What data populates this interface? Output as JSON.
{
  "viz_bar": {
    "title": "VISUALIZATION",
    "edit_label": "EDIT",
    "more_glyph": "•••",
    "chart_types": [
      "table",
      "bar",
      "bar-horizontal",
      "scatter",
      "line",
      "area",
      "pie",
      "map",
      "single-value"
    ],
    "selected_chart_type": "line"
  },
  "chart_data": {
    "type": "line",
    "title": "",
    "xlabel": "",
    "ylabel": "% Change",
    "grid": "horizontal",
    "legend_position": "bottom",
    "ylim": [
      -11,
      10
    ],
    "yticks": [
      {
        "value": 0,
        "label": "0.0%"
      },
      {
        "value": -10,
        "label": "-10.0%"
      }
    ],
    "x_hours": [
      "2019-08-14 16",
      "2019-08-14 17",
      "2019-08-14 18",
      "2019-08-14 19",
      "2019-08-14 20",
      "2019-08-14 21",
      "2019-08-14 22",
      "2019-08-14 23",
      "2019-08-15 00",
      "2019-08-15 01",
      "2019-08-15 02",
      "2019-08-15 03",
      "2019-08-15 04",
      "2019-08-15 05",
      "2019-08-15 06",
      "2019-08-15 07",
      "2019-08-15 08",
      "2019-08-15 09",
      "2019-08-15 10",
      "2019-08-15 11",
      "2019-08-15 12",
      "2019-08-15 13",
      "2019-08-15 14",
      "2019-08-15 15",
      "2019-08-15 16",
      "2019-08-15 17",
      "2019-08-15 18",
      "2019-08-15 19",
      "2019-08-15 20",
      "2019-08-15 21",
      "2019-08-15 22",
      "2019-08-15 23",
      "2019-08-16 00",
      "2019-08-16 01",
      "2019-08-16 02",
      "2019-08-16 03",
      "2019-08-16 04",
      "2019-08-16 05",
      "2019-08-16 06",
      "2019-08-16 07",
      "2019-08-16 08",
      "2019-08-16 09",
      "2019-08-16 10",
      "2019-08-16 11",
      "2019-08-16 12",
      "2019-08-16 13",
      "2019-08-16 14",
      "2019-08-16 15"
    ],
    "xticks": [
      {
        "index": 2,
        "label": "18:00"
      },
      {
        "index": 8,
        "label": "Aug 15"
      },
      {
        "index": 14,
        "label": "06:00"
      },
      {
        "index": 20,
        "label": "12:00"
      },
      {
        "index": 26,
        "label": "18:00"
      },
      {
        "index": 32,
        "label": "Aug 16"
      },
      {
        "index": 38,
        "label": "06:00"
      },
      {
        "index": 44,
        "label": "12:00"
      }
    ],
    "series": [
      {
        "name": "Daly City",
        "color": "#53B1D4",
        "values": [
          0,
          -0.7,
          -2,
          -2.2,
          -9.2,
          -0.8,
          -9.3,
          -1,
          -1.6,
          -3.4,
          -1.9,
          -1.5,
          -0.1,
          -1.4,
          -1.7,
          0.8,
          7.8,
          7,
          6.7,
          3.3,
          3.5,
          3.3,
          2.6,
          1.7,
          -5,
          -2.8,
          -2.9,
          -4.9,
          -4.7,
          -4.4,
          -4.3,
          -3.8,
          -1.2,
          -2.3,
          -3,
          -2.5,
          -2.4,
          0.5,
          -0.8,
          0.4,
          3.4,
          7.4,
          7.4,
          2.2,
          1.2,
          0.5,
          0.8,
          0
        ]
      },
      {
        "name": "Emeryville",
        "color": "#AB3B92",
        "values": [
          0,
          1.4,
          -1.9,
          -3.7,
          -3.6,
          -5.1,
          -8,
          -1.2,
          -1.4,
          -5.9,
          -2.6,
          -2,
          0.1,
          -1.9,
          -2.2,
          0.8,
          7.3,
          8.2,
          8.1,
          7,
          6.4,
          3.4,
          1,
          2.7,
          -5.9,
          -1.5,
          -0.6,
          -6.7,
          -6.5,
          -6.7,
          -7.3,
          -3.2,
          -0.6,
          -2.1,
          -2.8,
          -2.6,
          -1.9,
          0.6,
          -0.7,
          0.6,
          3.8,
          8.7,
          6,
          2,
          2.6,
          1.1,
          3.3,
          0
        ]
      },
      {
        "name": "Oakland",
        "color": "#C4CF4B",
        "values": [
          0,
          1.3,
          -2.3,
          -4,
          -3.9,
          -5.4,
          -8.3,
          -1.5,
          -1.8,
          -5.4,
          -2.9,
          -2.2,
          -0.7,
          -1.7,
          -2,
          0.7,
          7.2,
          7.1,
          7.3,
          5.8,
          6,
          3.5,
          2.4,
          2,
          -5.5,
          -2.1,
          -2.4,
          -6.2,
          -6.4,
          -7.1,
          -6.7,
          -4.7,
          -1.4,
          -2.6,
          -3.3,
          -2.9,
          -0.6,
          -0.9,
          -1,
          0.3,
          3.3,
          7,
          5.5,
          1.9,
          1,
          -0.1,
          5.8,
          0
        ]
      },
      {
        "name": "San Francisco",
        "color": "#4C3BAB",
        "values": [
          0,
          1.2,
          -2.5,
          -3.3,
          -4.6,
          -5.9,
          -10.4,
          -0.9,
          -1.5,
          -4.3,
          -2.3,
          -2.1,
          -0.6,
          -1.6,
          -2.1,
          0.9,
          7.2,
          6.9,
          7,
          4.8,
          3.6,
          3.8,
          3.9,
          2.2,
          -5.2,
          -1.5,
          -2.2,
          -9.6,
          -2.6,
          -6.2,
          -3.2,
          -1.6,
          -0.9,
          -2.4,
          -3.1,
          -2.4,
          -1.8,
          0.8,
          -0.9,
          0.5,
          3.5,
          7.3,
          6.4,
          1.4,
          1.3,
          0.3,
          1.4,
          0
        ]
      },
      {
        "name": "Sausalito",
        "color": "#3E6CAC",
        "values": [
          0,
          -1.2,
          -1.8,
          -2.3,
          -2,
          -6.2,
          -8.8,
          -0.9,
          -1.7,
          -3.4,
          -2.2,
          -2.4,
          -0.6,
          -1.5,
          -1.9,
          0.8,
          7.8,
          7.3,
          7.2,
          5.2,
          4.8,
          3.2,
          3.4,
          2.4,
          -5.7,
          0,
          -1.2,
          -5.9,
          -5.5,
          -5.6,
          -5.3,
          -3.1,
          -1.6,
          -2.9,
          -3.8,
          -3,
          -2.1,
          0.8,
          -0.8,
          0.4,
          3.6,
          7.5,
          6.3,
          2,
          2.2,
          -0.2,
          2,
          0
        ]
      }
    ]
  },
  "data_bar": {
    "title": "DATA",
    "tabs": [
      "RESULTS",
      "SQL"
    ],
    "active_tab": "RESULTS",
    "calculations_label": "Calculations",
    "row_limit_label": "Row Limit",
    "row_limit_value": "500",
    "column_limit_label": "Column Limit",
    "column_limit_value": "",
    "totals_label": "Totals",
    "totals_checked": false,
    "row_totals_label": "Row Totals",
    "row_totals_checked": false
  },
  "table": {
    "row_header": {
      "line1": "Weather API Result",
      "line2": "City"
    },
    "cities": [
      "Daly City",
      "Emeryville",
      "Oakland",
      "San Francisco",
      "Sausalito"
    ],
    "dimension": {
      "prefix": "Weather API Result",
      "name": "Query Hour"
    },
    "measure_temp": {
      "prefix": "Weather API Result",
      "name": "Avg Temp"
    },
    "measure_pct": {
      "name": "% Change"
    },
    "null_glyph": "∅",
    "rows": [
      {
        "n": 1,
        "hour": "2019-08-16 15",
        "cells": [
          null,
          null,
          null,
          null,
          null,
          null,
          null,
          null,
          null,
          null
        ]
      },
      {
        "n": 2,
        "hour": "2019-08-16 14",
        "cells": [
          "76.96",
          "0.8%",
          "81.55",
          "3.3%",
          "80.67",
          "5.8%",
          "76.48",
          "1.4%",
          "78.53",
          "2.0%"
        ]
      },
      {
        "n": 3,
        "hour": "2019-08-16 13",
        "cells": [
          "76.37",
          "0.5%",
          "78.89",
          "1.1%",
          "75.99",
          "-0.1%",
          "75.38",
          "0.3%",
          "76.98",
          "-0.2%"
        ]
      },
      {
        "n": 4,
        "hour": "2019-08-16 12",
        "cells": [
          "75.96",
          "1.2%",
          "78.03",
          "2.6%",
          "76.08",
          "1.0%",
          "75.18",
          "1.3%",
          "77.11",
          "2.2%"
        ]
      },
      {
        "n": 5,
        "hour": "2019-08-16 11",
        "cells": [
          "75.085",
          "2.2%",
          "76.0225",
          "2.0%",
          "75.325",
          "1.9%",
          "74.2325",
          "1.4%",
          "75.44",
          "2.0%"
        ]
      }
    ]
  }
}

Written task
Copy every line of the listing that includes the string "false".

Correct answer
    "totals_checked": false,
    "row_totals_checked": false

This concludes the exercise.